> [TASK GOAL]:
Please copy the entries from the first one through the line containing "theory-line-text [24, 335, 585, 353]", swapping "bounding box" for "bounding rectangle" and leaving everything else unchanged.

> [PROVIDED RECORDS]:
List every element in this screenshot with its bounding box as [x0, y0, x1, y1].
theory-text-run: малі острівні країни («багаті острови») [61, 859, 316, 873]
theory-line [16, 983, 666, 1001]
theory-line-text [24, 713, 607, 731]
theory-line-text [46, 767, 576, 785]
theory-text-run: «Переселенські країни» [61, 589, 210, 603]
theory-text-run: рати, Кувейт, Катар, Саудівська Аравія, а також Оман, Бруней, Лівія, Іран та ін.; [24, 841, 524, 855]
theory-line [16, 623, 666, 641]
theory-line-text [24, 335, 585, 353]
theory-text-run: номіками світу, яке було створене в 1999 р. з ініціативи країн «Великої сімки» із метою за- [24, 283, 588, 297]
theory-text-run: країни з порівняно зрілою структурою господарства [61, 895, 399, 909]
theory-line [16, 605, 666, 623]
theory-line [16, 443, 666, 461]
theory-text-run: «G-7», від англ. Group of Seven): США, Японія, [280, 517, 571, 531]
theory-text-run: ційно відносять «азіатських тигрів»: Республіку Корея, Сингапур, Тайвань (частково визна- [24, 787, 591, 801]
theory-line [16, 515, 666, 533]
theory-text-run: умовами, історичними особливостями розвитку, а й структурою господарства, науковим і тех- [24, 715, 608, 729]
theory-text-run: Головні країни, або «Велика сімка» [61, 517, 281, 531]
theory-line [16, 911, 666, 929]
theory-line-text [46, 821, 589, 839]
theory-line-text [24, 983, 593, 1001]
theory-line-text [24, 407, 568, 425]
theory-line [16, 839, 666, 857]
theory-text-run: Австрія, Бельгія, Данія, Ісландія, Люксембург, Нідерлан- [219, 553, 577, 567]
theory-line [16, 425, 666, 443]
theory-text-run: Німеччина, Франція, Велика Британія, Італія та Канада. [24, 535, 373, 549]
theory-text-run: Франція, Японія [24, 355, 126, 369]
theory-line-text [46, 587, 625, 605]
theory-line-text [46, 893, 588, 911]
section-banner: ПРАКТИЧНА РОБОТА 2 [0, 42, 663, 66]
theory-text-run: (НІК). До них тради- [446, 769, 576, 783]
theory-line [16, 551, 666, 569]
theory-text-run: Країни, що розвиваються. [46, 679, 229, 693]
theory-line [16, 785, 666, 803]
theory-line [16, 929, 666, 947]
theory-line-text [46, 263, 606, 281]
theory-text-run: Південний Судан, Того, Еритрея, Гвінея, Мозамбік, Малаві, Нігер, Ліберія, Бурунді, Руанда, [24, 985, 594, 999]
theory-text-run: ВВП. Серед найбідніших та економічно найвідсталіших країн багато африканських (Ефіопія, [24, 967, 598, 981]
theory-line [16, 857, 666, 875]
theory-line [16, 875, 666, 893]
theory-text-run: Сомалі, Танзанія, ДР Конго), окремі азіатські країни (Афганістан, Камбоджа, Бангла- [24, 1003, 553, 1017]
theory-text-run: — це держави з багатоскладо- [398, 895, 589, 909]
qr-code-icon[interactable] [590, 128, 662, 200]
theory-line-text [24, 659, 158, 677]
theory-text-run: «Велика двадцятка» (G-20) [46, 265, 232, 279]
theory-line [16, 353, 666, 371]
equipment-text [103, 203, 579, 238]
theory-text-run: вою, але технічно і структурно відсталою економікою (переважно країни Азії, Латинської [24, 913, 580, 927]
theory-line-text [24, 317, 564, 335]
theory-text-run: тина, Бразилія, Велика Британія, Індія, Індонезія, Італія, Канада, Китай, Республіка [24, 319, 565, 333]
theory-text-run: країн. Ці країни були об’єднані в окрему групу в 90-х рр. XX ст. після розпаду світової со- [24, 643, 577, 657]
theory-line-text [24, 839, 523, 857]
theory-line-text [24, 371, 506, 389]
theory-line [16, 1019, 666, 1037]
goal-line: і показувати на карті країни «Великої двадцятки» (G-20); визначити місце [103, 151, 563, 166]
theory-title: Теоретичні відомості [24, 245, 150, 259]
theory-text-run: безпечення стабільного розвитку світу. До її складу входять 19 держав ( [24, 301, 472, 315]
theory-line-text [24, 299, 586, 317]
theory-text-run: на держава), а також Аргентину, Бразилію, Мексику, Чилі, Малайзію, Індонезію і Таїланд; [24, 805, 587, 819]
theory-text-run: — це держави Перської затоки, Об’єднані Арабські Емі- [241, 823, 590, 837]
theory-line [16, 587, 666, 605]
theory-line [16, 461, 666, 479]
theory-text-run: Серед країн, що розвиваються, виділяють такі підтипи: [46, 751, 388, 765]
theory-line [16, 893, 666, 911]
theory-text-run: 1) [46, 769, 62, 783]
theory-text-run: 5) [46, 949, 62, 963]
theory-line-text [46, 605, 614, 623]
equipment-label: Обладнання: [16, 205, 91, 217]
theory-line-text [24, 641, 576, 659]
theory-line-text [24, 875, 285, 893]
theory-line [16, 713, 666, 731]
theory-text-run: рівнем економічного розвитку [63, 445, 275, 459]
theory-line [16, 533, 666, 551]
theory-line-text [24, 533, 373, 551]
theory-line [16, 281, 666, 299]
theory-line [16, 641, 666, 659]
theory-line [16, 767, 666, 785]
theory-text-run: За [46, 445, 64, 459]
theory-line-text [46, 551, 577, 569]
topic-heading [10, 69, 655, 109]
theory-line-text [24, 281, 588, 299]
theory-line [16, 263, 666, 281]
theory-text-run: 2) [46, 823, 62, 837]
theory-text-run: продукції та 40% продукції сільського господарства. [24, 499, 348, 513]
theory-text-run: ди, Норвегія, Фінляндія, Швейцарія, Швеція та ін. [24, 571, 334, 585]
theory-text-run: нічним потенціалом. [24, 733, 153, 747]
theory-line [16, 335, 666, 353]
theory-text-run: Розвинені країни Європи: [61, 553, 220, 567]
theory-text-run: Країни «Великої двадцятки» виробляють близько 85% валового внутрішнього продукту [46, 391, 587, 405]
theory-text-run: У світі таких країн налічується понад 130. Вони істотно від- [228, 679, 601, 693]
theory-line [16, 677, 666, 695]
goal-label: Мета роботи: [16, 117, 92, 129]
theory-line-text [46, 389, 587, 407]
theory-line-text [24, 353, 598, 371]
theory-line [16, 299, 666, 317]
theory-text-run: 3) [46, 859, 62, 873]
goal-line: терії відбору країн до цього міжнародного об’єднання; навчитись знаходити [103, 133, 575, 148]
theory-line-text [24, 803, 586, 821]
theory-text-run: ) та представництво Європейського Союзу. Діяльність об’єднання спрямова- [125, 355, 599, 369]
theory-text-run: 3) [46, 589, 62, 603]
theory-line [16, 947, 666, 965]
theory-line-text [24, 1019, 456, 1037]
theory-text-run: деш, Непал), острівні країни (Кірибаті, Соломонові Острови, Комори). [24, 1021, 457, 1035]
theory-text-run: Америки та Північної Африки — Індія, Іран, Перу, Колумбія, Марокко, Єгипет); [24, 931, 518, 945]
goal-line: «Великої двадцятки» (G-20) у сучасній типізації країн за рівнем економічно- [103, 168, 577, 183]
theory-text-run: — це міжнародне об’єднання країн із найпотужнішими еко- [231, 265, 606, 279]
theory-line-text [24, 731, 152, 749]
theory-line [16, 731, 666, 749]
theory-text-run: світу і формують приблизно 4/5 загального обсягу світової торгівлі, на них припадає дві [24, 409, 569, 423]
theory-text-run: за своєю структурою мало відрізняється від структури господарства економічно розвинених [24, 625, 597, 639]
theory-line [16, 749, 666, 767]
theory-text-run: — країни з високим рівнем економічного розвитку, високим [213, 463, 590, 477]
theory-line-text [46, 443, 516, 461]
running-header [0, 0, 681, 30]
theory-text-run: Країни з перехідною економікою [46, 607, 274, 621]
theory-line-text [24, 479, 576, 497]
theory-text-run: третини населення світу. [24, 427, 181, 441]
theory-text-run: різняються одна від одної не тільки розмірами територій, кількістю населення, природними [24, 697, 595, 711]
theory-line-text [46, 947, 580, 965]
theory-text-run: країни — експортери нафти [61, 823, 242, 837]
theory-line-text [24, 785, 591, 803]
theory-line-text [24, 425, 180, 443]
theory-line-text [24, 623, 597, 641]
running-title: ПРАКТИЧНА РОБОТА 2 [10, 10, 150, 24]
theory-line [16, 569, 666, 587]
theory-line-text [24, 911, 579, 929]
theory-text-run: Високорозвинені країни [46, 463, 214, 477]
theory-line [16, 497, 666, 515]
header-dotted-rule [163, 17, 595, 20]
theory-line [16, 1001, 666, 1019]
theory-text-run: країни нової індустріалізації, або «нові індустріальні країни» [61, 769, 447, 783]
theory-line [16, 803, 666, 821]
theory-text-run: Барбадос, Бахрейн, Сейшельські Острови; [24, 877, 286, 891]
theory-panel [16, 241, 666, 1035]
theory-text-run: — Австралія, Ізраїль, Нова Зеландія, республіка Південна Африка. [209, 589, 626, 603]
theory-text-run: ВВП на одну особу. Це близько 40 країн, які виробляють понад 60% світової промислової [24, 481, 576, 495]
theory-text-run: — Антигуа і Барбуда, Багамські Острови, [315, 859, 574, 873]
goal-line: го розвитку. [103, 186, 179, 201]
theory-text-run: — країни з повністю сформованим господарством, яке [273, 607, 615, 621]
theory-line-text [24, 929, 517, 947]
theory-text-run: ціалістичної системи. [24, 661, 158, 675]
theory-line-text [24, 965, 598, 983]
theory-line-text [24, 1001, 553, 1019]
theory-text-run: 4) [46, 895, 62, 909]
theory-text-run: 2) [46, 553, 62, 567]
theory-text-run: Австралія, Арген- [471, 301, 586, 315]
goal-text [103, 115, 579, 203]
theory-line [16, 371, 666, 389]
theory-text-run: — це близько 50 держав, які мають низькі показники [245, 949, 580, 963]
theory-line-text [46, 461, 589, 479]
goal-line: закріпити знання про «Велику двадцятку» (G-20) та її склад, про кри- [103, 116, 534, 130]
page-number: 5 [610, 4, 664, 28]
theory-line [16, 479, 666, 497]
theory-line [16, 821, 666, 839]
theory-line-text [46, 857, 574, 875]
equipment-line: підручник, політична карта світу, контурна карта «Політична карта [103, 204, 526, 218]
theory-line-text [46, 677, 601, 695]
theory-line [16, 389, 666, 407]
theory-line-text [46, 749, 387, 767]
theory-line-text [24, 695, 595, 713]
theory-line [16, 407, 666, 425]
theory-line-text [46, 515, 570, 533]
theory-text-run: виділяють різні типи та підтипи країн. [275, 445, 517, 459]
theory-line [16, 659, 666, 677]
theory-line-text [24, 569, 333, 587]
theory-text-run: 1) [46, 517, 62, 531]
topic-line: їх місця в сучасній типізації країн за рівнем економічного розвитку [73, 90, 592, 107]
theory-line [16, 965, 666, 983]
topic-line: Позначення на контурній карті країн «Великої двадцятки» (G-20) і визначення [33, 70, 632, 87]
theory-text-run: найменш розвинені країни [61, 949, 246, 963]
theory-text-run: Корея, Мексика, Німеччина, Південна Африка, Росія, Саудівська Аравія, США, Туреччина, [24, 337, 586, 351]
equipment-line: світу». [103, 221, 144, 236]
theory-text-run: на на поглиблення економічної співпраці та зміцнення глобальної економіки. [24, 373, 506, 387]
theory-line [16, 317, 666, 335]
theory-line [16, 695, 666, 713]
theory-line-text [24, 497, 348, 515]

> [TASK RESULT]:
List every element in this screenshot with its bounding rectangle as [x0, y0, x1, y1].
theory-text-run: малі острівні країни («багаті острови») [61, 859, 316, 873]
theory-line [16, 983, 666, 1001]
theory-line-text [24, 713, 607, 731]
theory-line-text [46, 767, 576, 785]
theory-text-run: «Переселенські країни» [61, 589, 210, 603]
theory-text-run: рати, Кувейт, Катар, Саудівська Аравія, а також Оман, Бруней, Лівія, Іран та ін.; [24, 841, 524, 855]
theory-line [16, 623, 666, 641]
theory-line-text [24, 335, 585, 353]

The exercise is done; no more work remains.